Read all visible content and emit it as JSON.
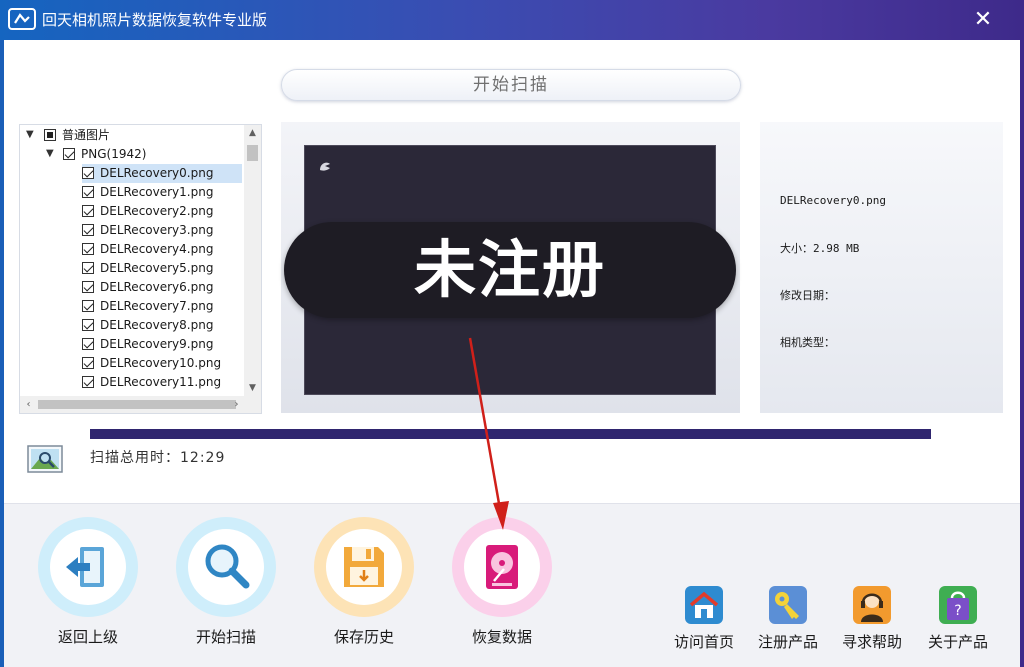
{
  "window": {
    "title": "回天相机照片数据恢复软件专业版",
    "close_glyph": "✕"
  },
  "scan_header": {
    "label": "开始扫描"
  },
  "tree": {
    "root_label": "普通图片",
    "group_label": "PNG(1942)",
    "files": [
      "DELRecovery0.png",
      "DELRecovery1.png",
      "DELRecovery2.png",
      "DELRecovery3.png",
      "DELRecovery4.png",
      "DELRecovery5.png",
      "DELRecovery6.png",
      "DELRecovery7.png",
      "DELRecovery8.png",
      "DELRecovery9.png",
      "DELRecovery10.png",
      "DELRecovery11.png"
    ],
    "selected_index": 0
  },
  "preview": {
    "watermark": "未注册"
  },
  "info": {
    "filename": "DELRecovery0.png",
    "size": "大小：2.98 MB",
    "modified": "修改日期：",
    "camera": "相机类型："
  },
  "progress": {
    "fraction": 1.0,
    "scan_time_label": "扫描总用时：12:29"
  },
  "toolbar": {
    "back_label": "返回上级",
    "scan_label": "开始扫描",
    "history_label": "保存历史",
    "recover_label": "恢复数据",
    "home_label": "访问首页",
    "register_label": "注册产品",
    "help_label": "寻求帮助",
    "about_label": "关于产品"
  },
  "colors": {
    "accent": "#2f256f",
    "title_bar_start": "#1565c0",
    "title_bar_end": "#3e2a8a",
    "back_ring": "#cfeefb",
    "scan_ring": "#cfeefb",
    "history_ring": "#fde3b6",
    "recover_ring": "#fbd0ea",
    "annotation_arrow": "#d0201a"
  },
  "icons": {
    "back": "exit-door-icon",
    "scan": "magnifier-icon",
    "history": "floppy-disk-icon",
    "recover": "hard-disk-icon",
    "home": "house-icon",
    "register": "key-icon",
    "help": "support-headset-icon",
    "about": "shopping-bag-question-icon"
  }
}
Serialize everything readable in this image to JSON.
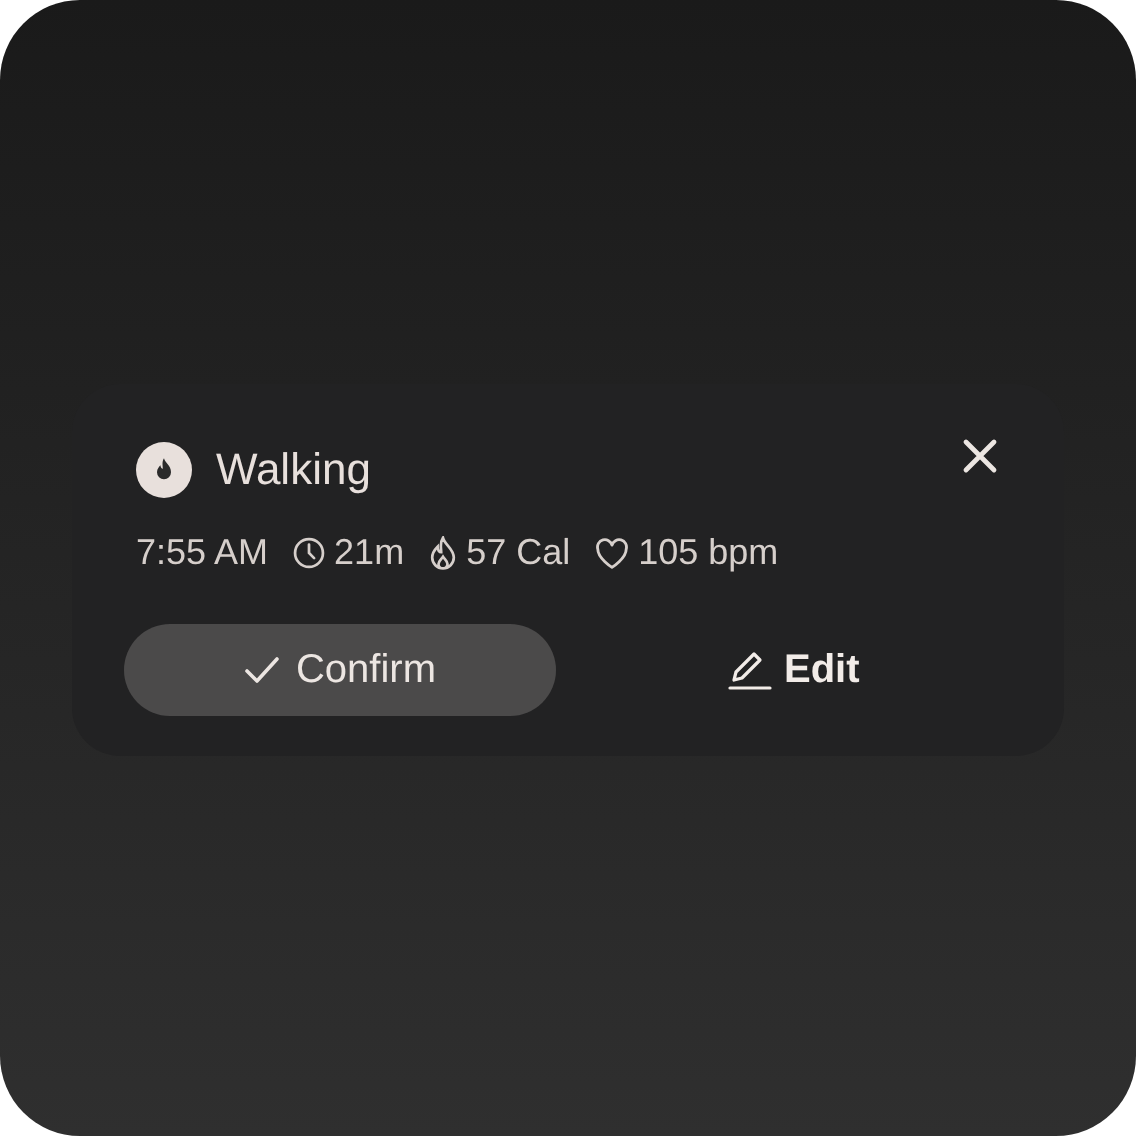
{
  "activity": {
    "title": "Walking"
  },
  "stats": [
    {
      "kind": "time",
      "text": "7:55 AM"
    },
    {
      "kind": "duration",
      "text": "21m"
    },
    {
      "kind": "calories",
      "text": "57 Cal"
    },
    {
      "kind": "heart",
      "text": "105 bpm"
    }
  ],
  "buttons": [
    {
      "kind": "confirm",
      "label": "Confirm"
    },
    {
      "kind": "edit",
      "label": "Edit"
    }
  ]
}
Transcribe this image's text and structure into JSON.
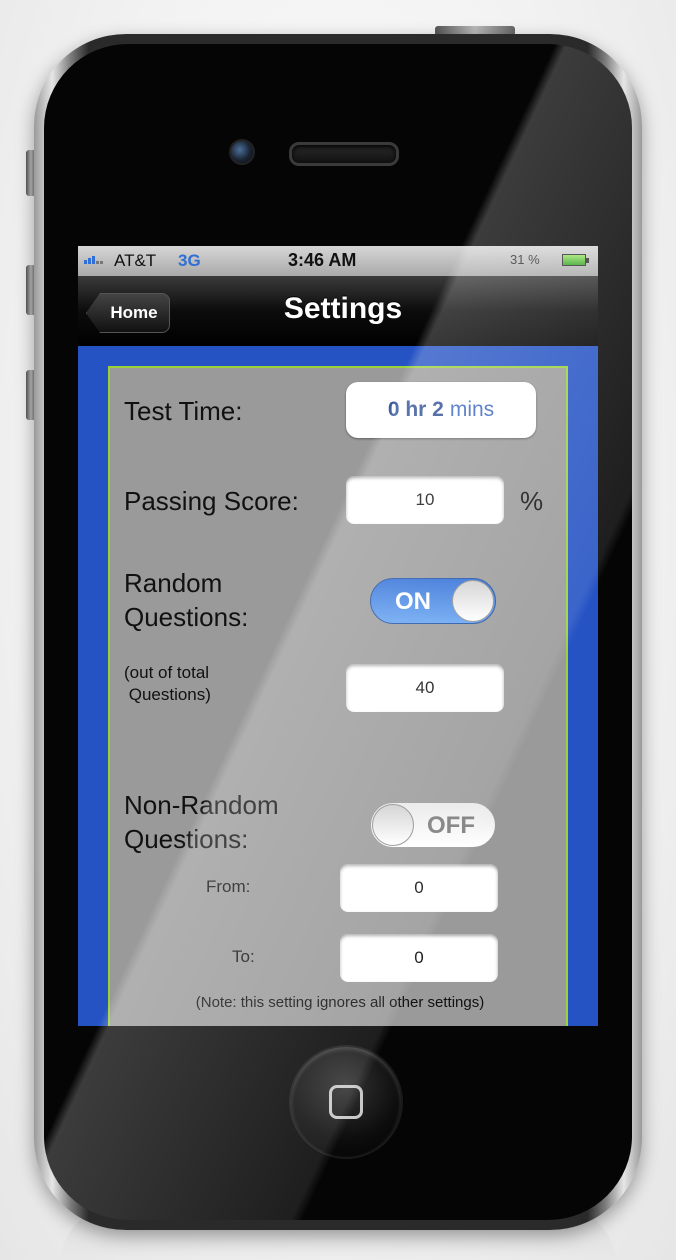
{
  "status_bar": {
    "carrier": "AT&T",
    "network": "3G",
    "time": "3:46 AM",
    "battery": "31 %",
    "battery_icon": "battery-charging-icon",
    "signal_icon": "signal-bars-icon"
  },
  "nav": {
    "back_label": "Home",
    "title": "Settings"
  },
  "settings": {
    "test_time": {
      "label": "Test Time:",
      "value_hours": "0 hr 2",
      "value_unit": "mins"
    },
    "passing_score": {
      "label": "Passing Score:",
      "value": "10",
      "unit": "%"
    },
    "random_questions": {
      "label_line1": "Random",
      "label_line2": "Questions:",
      "toggle_state": "ON"
    },
    "random_count": {
      "label_line1": "(out of total",
      "label_line2": " Questions)",
      "value": "40"
    },
    "non_random_questions": {
      "label_line1": "Non-Random",
      "label_line2": "Questions:",
      "toggle_state": "OFF"
    },
    "from": {
      "label": "From:",
      "value": "0"
    },
    "to": {
      "label": "To:",
      "value": "0"
    },
    "note": "(Note: this setting ignores all other settings)"
  },
  "colors": {
    "screen_background": "#2553c4",
    "panel_background": "#9a9a9a",
    "panel_border": "#9bd23b",
    "toggle_on": "#2c6cd6",
    "time_text": "#2d4f96"
  },
  "device": {
    "home_button_icon": "home-square-icon"
  }
}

======

Quote the entries above word for word. Leave the images out.

Read all visible content and emit it as JSON.
{
  "window": {
    "title": "回天相机照片数据恢复软件专业版",
    "close_glyph": "✕"
  },
  "scan_header": {
    "label": "开始扫描"
  },
  "tree": {
    "root_label": "普通图片",
    "group_label": "PNG(1942)",
    "files": [
      "DELRecovery0.png",
      "DELRecovery1.png",
      "DELRecovery2.png",
      "DELRecovery3.png",
      "DELRecovery4.png",
      "DELRecovery5.png",
      "DELRecovery6.png",
      "DELRecovery7.png",
      "DELRecovery8.png",
      "DELRecovery9.png",
      "DELRecovery10.png",
      "DELRecovery11.png"
    ],
    "selected_index": 0
  },
  "preview": {
    "watermark": "未注册"
  },
  "info": {
    "filename": "DELRecovery0.png",
    "size": "大小：2.98 MB",
    "modified": "修改日期：",
    "camera": "相机类型："
  },
  "progress": {
    "fraction": 1.0,
    "scan_time_label": "扫描总用时：12:29"
  },
  "toolbar": {
    "back_label": "返回上级",
    "scan_label": "开始扫描",
    "history_label": "保存历史",
    "recover_label": "恢复数据",
    "home_label": "访问首页",
    "register_label": "注册产品",
    "help_label": "寻求帮助",
    "about_label": "关于产品"
  },
  "colors": {
    "accent": "#2f256f",
    "title_bar_start": "#1565c0",
    "title_bar_end": "#3e2a8a",
    "back_ring": "#cfeefb",
    "scan_ring": "#cfeefb",
    "history_ring": "#fde3b6",
    "recover_ring": "#fbd0ea",
    "annotation_arrow": "#d0201a"
  },
  "icons": {
    "back": "exit-door-icon",
    "scan": "magnifier-icon",
    "history": "floppy-disk-icon",
    "recover": "hard-disk-icon",
    "home": "house-icon",
    "register": "key-icon",
    "help": "support-headset-icon",
    "about": "shopping-bag-question-icon"
  }
}
Serialize everything readable in this image to JSON.
{
  "activity": {
    "title": "Walking"
  },
  "stats": [
    {
      "kind": "time",
      "text": "7:55 AM"
    },
    {
      "kind": "duration",
      "text": "21m"
    },
    {
      "kind": "calories",
      "text": "57 Cal"
    },
    {
      "kind": "heart",
      "text": "105 bpm"
    }
  ],
  "buttons": [
    {
      "kind": "confirm",
      "label": "Confirm"
    },
    {
      "kind": "edit",
      "label": "Edit"
    }
  ]
}
Transcribe this image's text and structure into JSON.
{
  "status_bar": {
    "carrier": "AT&T",
    "network": "3G",
    "time": "3:46 AM",
    "battery": "31 %",
    "battery_icon": "battery-charging-icon",
    "signal_icon": "signal-bars-icon"
  },
  "nav": {
    "back_label": "Home",
    "title": "Settings"
  },
  "settings": {
    "test_time": {
      "label": "Test Time:",
      "value_hours": "0 hr 2",
      "value_unit": "mins"
    },
    "passing_score": {
      "label": "Passing Score:",
      "value": "10",
      "unit": "%"
    },
    "random_questions": {
      "label_line1": "Random",
      "label_line2": "Questions:",
      "toggle_state": "ON"
    },
    "random_count": {
      "label_line1": "(out of total",
      "label_line2": " Questions)",
      "value": "40"
    },
    "non_random_questions": {
      "label_line1": "Non-Random",
      "label_line2": "Questions:",
      "toggle_state": "OFF"
    },
    "from": {
      "label": "From:",
      "value": "0"
    },
    "to": {
      "label": "To:",
      "value": "0"
    },
    "note": "(Note: this setting ignores all other settings)"
  },
  "colors": {
    "screen_background": "#2553c4",
    "panel_background": "#9a9a9a",
    "panel_border": "#9bd23b",
    "toggle_on": "#2c6cd6",
    "time_text": "#2d4f96"
  },
  "device": {
    "home_button_icon": "home-square-icon"
  }
}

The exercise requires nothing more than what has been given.